#### [GIVEN REQUEST]
Skip every picture and transcribe the remaining material exactly.

[START]

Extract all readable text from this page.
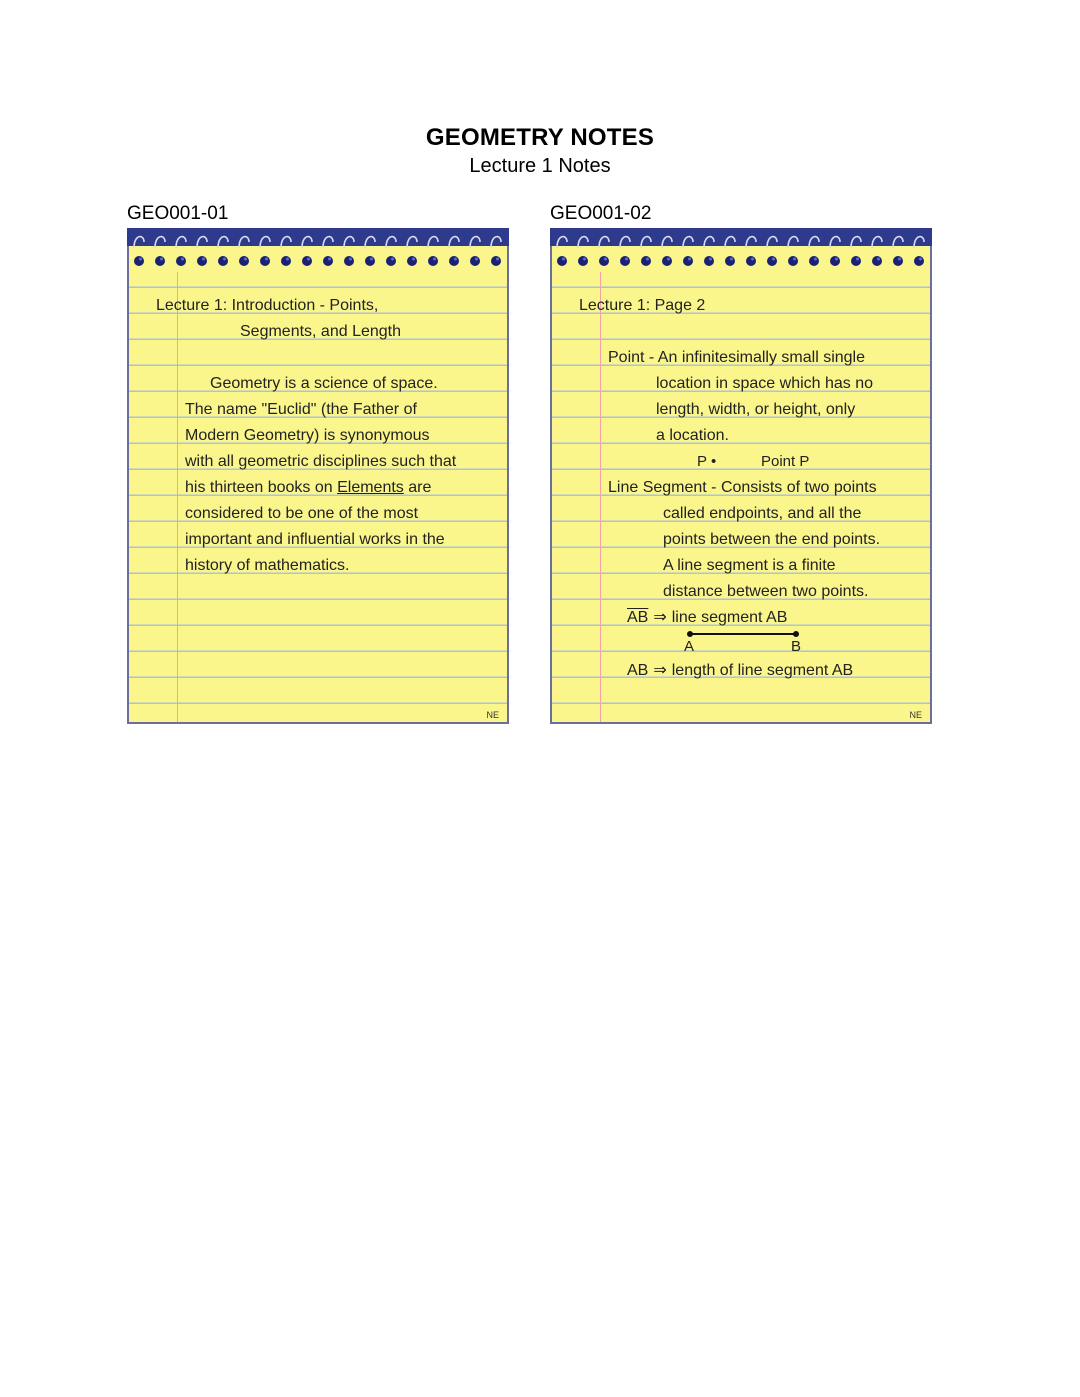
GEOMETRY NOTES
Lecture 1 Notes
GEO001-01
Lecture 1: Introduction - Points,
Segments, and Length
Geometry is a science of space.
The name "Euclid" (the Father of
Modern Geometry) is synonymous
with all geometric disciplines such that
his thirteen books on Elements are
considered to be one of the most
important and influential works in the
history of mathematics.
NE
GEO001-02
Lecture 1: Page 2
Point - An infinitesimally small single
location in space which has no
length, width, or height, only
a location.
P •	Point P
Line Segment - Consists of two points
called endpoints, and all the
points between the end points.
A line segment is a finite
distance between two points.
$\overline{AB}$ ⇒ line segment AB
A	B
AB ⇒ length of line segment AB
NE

[END]

#### [FULL ANSWER]
Extract all readable text from this page.
GEOMETRY NOTES
Lecture 1 Notes
GEO001-01
Lecture 1: Introduction - Points,
Segments, and Length
Geometry is a science of space.
The name "Euclid" (the Father of
Modern Geometry) is synonymous
with all geometric disciplines such that
his thirteen books on Elements are
considered to be one of the most
important and influential works in the
history of mathematics.
NE
GEO001-02
Lecture 1: Page 2
Point - An infinitesimally small single
location in space which has no
length, width, or height, only
a location.
P •	Point P
Line Segment - Consists of two points
called endpoints, and all the
points between the end points.
A line segment is a finite
distance between two points.
$\overline{AB}$ ⇒ line segment AB
A	B
AB ⇒ length of line segment AB
NE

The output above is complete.